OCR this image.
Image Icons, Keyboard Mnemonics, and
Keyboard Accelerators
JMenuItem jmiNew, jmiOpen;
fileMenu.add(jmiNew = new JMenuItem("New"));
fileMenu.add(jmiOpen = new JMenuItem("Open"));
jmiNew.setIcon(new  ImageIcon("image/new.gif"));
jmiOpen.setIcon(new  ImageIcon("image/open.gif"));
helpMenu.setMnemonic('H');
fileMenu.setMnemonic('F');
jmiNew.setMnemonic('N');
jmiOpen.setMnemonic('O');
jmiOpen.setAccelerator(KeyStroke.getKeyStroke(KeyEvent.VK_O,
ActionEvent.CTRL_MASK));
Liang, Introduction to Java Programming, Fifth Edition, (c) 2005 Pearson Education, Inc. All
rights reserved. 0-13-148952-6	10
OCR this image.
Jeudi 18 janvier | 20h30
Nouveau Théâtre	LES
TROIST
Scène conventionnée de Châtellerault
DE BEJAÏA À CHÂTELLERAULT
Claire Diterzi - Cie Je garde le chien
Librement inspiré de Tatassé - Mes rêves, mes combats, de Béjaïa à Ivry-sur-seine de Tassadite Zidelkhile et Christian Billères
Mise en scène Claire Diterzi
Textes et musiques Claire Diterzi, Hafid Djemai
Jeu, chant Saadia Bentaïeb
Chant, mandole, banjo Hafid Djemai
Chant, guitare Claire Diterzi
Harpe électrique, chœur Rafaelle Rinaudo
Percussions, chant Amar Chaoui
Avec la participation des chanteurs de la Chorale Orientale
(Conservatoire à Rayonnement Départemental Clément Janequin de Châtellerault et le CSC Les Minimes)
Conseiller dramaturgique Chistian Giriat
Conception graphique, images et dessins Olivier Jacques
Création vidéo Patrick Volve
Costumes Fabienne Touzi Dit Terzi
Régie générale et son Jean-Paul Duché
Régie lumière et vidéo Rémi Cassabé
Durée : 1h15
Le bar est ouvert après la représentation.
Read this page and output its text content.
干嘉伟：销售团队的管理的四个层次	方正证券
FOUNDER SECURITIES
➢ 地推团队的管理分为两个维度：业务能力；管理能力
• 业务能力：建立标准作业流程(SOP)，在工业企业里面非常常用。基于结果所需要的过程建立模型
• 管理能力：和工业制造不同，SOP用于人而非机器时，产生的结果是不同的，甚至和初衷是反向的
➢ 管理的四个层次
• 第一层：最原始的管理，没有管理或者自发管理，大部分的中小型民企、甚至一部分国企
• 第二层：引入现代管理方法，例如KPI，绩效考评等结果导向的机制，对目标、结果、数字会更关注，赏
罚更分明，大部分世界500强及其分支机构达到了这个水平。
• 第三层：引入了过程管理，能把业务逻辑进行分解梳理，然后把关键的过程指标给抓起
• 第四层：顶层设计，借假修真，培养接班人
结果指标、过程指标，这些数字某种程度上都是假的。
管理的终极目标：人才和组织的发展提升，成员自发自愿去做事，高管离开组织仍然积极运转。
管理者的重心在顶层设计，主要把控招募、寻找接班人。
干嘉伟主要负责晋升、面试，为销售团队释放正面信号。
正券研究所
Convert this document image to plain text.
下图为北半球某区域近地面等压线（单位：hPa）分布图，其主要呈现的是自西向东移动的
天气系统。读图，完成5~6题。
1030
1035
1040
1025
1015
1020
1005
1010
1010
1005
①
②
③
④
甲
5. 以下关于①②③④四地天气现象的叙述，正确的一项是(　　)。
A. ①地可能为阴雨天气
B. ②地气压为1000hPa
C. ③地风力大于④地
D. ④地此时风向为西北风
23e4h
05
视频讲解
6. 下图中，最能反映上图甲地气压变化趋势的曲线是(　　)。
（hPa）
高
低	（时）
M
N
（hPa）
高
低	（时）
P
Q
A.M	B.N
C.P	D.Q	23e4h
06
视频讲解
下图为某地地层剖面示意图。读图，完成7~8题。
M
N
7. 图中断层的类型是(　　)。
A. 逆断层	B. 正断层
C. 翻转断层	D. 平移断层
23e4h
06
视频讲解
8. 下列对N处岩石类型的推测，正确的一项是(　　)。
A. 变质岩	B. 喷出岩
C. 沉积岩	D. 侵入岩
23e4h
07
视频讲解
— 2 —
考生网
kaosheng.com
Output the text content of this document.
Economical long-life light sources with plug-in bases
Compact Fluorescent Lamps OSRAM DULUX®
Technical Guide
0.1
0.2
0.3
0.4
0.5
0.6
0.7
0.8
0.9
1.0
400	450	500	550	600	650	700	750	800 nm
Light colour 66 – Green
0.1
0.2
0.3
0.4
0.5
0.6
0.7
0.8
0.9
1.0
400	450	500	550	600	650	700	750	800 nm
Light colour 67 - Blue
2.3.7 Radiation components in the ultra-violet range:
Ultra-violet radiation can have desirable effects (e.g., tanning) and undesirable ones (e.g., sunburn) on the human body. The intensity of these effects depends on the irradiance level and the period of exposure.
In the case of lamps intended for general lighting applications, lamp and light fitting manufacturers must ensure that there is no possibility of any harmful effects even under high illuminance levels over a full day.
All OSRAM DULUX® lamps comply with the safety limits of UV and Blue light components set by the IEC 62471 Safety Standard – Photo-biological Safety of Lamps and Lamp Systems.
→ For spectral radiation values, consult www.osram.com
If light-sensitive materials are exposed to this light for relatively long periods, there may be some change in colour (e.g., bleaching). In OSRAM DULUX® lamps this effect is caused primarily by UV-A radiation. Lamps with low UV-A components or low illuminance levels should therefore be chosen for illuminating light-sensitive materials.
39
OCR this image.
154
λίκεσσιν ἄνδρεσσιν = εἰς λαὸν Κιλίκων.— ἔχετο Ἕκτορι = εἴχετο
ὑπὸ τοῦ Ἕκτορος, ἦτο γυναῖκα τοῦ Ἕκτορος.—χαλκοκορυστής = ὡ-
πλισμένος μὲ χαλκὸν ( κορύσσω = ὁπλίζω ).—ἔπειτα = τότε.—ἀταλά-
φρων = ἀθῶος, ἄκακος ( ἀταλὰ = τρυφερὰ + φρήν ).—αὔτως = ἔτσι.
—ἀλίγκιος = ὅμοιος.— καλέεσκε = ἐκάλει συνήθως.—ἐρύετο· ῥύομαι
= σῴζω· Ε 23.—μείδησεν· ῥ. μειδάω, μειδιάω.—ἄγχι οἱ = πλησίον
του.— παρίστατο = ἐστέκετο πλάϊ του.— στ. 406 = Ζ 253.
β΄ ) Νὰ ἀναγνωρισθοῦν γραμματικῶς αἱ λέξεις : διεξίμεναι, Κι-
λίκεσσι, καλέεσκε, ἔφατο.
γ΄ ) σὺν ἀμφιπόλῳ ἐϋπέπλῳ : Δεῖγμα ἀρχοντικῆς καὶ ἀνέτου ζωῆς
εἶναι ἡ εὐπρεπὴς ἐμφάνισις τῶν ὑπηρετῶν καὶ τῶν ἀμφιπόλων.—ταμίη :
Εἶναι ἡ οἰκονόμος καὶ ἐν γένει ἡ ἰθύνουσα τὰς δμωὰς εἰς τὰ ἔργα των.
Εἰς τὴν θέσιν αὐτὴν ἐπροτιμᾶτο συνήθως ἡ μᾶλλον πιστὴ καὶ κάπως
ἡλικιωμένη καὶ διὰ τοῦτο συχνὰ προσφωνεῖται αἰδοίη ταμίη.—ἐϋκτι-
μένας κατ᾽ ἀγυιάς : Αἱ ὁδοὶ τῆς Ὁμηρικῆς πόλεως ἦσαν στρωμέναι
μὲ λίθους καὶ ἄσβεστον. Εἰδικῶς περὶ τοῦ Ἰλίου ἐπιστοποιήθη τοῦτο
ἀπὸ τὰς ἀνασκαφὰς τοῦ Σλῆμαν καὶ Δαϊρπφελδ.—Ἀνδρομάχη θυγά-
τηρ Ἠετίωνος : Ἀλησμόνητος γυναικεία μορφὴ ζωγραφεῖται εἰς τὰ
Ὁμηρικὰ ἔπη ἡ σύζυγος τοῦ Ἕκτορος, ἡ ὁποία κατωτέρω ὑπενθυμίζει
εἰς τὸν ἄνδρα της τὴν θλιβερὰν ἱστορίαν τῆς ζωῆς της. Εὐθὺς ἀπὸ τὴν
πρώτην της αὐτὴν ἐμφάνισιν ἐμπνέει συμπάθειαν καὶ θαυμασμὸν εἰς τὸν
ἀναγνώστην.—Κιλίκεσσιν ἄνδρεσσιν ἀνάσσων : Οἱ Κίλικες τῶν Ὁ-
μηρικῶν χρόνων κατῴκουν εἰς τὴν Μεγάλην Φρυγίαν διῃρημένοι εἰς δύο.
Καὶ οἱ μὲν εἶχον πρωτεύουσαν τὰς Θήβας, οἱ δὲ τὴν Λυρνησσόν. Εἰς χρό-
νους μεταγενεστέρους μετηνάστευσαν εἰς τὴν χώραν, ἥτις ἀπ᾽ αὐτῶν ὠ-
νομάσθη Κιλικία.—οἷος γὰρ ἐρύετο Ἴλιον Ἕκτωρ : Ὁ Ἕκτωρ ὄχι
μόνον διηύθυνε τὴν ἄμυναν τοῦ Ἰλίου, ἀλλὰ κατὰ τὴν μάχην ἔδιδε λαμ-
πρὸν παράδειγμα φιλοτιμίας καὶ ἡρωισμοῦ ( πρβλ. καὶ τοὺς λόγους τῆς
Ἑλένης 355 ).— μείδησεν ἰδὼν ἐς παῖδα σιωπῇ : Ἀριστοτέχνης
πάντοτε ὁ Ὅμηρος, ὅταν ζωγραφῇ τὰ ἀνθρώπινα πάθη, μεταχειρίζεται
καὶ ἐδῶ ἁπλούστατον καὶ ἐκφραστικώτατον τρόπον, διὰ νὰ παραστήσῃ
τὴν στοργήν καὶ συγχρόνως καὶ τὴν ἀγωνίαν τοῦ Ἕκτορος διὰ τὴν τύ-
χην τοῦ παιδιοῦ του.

Brief – Collect each line containing the string "αὐτὴν".

Expected answer –
Εἰς τὴν θέσιν αὐτὴν ἐπροτιμᾶτο συνήθως ἡ μᾶλλον πιστὴ καὶ κάπως
πρώτην της αὐτὴν ἐμφάνισιν ἐμπνέει συμπάθειαν καὶ θαυμασμὸν εἰς τὸν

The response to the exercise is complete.